For every line in the entries that contains "mycket", show the whole line.
Data for review Start Marker
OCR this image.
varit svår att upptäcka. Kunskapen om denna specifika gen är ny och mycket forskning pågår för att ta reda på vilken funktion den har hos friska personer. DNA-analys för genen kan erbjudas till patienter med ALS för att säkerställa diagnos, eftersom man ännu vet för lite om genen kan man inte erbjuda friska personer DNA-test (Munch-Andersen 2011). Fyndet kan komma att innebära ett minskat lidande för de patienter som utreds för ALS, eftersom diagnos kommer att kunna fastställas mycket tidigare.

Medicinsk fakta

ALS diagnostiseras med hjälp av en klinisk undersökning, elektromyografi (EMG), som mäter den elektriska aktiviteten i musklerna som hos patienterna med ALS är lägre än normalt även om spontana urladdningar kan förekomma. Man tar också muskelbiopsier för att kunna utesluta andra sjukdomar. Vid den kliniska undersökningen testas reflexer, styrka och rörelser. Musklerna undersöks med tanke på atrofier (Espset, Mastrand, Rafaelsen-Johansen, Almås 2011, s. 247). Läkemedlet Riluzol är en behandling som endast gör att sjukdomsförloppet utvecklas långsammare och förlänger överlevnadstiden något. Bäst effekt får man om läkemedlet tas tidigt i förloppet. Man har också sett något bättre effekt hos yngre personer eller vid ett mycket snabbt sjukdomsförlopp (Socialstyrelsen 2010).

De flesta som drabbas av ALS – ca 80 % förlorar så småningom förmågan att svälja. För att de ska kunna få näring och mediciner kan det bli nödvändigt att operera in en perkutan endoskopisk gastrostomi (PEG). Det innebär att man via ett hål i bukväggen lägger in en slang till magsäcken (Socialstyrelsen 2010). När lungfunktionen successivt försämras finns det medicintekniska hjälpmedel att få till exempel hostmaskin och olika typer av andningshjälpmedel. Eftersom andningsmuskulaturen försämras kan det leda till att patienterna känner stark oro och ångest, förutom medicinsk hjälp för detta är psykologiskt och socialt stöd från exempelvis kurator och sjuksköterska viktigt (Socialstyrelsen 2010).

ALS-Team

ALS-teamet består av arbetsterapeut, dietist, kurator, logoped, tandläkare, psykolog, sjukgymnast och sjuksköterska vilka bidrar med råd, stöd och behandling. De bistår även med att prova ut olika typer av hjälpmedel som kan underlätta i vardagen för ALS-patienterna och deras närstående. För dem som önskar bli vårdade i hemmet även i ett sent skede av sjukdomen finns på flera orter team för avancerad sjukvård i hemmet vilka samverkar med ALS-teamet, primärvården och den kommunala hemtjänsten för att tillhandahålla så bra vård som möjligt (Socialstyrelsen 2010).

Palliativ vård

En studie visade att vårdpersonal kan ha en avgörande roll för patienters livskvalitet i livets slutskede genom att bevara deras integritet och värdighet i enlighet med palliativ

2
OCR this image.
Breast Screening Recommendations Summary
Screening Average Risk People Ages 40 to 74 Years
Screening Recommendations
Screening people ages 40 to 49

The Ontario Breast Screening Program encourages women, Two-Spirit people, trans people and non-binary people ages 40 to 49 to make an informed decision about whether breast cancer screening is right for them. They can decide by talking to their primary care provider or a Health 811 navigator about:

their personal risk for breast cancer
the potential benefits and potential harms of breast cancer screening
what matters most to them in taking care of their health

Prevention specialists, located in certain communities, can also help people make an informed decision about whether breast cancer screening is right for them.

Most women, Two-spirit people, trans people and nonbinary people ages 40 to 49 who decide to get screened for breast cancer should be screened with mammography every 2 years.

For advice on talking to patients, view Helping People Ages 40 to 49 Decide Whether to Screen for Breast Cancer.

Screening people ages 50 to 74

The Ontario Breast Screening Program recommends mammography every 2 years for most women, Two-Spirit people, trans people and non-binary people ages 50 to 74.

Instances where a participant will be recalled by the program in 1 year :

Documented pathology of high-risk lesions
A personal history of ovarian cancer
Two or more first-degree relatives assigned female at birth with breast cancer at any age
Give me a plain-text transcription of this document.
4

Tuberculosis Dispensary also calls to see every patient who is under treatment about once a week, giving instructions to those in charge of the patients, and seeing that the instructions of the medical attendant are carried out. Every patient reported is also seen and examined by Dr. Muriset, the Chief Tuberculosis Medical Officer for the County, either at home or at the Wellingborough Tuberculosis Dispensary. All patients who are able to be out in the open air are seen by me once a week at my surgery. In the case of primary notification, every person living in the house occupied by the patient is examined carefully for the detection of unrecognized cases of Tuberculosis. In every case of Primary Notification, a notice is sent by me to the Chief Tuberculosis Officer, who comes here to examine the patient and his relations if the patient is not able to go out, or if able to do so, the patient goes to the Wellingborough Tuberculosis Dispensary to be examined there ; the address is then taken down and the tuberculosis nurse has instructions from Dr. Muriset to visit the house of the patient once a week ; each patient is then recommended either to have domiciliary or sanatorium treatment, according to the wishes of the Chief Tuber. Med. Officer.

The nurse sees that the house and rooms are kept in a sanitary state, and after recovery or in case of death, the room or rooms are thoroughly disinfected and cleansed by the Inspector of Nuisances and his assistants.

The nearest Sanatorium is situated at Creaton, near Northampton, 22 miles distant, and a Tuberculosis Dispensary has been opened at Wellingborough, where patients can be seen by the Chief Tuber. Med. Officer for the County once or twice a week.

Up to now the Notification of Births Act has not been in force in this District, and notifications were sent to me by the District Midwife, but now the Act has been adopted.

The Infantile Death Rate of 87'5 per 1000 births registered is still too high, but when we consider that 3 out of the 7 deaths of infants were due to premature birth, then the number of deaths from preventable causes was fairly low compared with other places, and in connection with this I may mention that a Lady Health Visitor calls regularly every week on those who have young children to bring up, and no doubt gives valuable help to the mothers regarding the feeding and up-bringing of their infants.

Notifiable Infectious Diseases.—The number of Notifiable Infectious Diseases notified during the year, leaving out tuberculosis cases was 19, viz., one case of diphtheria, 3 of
Data for review End Marker
• _Response area_:
varit svår att upptäcka. Kunskapen om denna specifika gen är ny och mycket forskning pågår för att ta reda på vilken funktion den har hos friska personer. DNA-analys för genen kan erbjudas till patienter med ALS för att säkerställa diagnos, eftersom man ännu vet för lite om genen kan man inte erbjuda friska personer DNA-test (Munch-Andersen 2011). Fyndet kan komma att innebära ett minskat lidande för de patienter som utreds för ALS, eftersom diagnos kommer att kunna fastställas mycket tidigare.
ALS diagnostiseras med hjälp av en klinisk undersökning, elektromyografi (EMG), som mäter den elektriska aktiviteten i musklerna som hos patienterna med ALS är lägre än normalt även om spontana urladdningar kan förekomma. Man tar också muskelbiopsier för att kunna utesluta andra sjukdomar. Vid den kliniska undersökningen testas reflexer, styrka och rörelser. Musklerna undersöks med tanke på atrofier (Espset, Mastrand, Rafaelsen-Johansen, Almås 2011, s. 247). Läkemedlet Riluzol är en behandling som endast gör att sjukdomsförloppet utvecklas långsammare och förlänger överlevnadstiden något. Bäst effekt får man om läkemedlet tas tidigt i förloppet. Man har också sett något bättre effekt hos yngre personer eller vid ett mycket snabbt sjukdomsförlopp (Socialstyrelsen 2010).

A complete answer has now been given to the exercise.